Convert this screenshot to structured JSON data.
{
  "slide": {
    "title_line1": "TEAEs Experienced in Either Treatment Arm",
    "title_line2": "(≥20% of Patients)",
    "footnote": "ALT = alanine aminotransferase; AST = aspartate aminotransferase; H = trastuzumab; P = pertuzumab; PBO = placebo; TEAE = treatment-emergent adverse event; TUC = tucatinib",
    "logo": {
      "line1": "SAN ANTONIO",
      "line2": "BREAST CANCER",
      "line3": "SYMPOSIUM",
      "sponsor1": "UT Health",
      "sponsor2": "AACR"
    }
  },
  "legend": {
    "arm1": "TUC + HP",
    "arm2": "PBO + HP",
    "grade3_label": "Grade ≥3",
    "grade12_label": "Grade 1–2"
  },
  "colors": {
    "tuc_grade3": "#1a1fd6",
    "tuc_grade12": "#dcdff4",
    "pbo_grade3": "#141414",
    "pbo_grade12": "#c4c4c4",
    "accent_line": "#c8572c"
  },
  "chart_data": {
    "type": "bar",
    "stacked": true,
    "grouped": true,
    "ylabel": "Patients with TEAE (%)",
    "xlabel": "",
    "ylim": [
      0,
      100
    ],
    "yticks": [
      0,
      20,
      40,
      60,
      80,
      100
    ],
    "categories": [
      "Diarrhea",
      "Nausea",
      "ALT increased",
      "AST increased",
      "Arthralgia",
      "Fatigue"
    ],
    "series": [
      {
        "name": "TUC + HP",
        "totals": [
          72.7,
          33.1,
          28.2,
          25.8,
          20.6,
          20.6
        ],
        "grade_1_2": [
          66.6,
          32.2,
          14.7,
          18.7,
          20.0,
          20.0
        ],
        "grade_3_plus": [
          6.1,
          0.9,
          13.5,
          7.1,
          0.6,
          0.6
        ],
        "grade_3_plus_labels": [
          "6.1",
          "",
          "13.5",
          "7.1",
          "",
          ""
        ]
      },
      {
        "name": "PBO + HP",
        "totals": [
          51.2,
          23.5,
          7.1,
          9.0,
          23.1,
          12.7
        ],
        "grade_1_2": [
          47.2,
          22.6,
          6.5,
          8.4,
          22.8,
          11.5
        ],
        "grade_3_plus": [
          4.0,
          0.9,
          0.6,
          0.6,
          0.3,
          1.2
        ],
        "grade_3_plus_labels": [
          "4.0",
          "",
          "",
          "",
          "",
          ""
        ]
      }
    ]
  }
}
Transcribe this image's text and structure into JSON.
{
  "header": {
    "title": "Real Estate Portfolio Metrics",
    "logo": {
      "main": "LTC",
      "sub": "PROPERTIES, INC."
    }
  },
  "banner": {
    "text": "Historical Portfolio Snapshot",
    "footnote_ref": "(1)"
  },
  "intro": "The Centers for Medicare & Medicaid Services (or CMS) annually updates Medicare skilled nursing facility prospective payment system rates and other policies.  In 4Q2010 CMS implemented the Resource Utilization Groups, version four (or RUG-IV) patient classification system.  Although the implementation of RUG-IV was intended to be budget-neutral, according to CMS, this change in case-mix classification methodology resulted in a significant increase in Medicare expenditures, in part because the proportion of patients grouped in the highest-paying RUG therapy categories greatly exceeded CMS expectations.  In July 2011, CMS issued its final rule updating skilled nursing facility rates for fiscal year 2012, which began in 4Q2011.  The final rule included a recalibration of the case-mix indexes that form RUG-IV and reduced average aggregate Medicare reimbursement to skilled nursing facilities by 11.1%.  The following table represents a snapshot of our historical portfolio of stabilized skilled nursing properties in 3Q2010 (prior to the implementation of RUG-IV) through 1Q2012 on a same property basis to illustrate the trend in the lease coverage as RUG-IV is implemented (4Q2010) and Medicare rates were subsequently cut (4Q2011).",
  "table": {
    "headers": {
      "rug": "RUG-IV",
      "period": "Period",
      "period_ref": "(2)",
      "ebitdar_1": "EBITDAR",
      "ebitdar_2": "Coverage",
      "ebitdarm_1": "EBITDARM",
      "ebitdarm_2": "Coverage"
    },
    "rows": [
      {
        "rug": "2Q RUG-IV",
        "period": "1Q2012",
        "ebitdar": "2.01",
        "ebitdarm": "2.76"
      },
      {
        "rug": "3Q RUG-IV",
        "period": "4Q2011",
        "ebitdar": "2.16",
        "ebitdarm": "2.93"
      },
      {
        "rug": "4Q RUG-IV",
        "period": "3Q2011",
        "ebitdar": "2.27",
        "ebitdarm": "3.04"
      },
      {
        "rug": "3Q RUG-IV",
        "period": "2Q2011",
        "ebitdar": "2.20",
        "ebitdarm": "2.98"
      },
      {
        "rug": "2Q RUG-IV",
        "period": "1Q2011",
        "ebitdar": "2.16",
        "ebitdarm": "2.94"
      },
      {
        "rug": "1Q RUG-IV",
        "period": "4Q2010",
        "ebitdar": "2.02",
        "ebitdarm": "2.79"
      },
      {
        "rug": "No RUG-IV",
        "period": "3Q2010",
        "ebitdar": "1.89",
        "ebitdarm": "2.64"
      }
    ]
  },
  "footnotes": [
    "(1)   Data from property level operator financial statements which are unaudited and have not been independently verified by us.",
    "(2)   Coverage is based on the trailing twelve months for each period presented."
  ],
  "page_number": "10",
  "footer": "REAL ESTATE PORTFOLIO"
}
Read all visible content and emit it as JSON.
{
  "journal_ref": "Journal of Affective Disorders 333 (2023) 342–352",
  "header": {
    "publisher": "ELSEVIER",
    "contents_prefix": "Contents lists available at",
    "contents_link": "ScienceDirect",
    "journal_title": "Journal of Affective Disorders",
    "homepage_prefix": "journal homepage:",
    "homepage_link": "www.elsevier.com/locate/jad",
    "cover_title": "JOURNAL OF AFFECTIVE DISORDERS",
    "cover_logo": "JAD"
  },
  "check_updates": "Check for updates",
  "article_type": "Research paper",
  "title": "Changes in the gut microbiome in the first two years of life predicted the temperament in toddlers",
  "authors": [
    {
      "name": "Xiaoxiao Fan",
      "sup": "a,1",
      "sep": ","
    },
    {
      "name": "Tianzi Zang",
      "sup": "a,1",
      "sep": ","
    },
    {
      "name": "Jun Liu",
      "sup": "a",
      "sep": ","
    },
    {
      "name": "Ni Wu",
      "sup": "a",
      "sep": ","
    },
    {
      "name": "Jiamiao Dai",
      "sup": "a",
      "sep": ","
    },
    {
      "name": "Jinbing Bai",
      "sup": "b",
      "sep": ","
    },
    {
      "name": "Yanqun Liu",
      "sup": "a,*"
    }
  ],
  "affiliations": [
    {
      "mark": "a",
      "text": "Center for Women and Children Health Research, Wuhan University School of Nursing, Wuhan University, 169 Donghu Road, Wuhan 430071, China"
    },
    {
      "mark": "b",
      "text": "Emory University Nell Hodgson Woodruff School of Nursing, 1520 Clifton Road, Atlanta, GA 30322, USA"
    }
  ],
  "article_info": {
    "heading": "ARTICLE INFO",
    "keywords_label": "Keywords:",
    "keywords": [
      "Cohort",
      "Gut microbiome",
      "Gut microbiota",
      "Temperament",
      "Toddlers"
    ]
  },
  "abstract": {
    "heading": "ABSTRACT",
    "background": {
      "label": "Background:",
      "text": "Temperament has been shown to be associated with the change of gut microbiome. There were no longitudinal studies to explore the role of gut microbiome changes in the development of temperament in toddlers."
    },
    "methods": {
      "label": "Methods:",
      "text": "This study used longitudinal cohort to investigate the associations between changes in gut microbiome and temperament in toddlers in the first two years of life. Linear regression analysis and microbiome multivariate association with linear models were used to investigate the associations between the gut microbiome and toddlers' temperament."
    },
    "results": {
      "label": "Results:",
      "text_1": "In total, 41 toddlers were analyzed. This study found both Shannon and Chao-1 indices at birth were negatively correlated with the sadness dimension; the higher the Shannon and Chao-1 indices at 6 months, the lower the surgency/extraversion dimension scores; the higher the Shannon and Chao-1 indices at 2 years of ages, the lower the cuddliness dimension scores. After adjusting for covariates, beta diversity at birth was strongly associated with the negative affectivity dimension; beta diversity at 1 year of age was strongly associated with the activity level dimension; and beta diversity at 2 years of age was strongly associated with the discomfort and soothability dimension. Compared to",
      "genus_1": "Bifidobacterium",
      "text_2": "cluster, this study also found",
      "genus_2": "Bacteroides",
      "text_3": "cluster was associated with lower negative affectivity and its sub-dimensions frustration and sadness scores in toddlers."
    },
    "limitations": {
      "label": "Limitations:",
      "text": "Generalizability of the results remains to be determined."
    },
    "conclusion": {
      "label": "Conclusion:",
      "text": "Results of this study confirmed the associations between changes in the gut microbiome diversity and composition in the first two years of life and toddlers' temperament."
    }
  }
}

## GOAL OF THE EXERCISE
What is needed is every line of the records above that contains the word "name".

## ANSWER BELOW
        "name": "TUC + HP",
        "name": "PBO + HP",
      "name": "Xiaoxiao Fan",
      "name": "Tianzi Zang",
      "name": "Jun Liu",
      "name": "Ni Wu",
      "name": "Jiamiao Dai",
      "name": "Jinbing Bai",
      "name": "Yanqun Liu",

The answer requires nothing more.